Retype the material word for word.

§ **Dataset items**:
=====

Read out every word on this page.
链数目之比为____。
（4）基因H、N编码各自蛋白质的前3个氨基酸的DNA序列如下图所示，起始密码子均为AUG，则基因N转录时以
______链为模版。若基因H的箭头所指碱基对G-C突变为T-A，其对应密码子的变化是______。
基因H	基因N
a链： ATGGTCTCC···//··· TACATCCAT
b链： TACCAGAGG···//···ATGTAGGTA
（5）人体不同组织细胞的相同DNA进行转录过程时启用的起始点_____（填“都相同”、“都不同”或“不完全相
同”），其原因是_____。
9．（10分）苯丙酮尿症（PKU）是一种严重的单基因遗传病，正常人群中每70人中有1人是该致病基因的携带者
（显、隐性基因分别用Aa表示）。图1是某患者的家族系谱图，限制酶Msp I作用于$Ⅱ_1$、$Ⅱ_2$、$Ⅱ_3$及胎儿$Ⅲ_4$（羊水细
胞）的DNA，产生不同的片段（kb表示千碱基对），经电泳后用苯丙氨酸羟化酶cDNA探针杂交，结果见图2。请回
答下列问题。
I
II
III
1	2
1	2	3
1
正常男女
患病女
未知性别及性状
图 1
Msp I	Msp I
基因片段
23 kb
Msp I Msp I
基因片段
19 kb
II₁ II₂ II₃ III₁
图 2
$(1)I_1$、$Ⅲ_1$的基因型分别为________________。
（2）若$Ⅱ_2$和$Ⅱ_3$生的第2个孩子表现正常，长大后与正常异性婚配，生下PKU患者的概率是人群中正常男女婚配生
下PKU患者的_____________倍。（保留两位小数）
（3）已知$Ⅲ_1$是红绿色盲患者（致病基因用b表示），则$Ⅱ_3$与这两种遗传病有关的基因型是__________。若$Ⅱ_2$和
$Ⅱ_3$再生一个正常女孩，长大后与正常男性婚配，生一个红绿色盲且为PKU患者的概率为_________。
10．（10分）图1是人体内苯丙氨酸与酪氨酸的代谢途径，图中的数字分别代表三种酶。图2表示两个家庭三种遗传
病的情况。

=====

§ **Reply**:
Read out every word on this page.
链数目之比为____。
（4）基因H、N编码各自蛋白质的前3个氨基酸的DNA序列如下图所示，起始密码子均为AUG，则基因N转录时以
______链为模版。若基因H的箭头所指碱基对G-C突变为T-A，其对应密码子的变化是______。
基因H	基因N
a链： ATGGTCTCC···//··· TACATCCAT
b链： TACCAGAGG···//···ATGTAGGTA
（5）人体不同组织细胞的相同DNA进行转录过程时启用的起始点_____（填“都相同”、“都不同”或“不完全相
同”），其原因是_____。
9．（10分）苯丙酮尿症（PKU）是一种严重的单基因遗传病，正常人群中每70人中有1人是该致病基因的携带者
（显、隐性基因分别用Aa表示）。图1是某患者的家族系谱图，限制酶Msp I作用于$Ⅱ_1$、$Ⅱ_2$、$Ⅱ_3$及胎儿$Ⅲ_4$（羊水细
胞）的DNA，产生不同的片段（kb表示千碱基对），经电泳后用苯丙氨酸羟化酶cDNA探针杂交，结果见图2。请回
答下列问题。
I
II
III
1	2
1	2	3
1
正常男女
患病女
未知性别及性状
图 1
Msp I	Msp I
基因片段
23 kb
Msp I Msp I
基因片段
19 kb
II₁ II₂ II₃ III₁
图 2
$(1)I_1$、$Ⅲ_1$的基因型分别为________________。
（2）若$Ⅱ_2$和$Ⅱ_3$生的第2个孩子表现正常，长大后与正常异性婚配，生下PKU患者的概率是人群中正常男女婚配生
下PKU患者的_____________倍。（保留两位小数）
（3）已知$Ⅲ_1$是红绿色盲患者（致病基因用b表示），则$Ⅱ_3$与这两种遗传病有关的基因型是__________。若$Ⅱ_2$和
$Ⅱ_3$再生一个正常女孩，长大后与正常男性婚配，生一个红绿色盲且为PKU患者的概率为_________。
10．（10分）图1是人体内苯丙氨酸与酪氨酸的代谢途径，图中的数字分别代表三种酶。图2表示两个家庭三种遗传
病的情况。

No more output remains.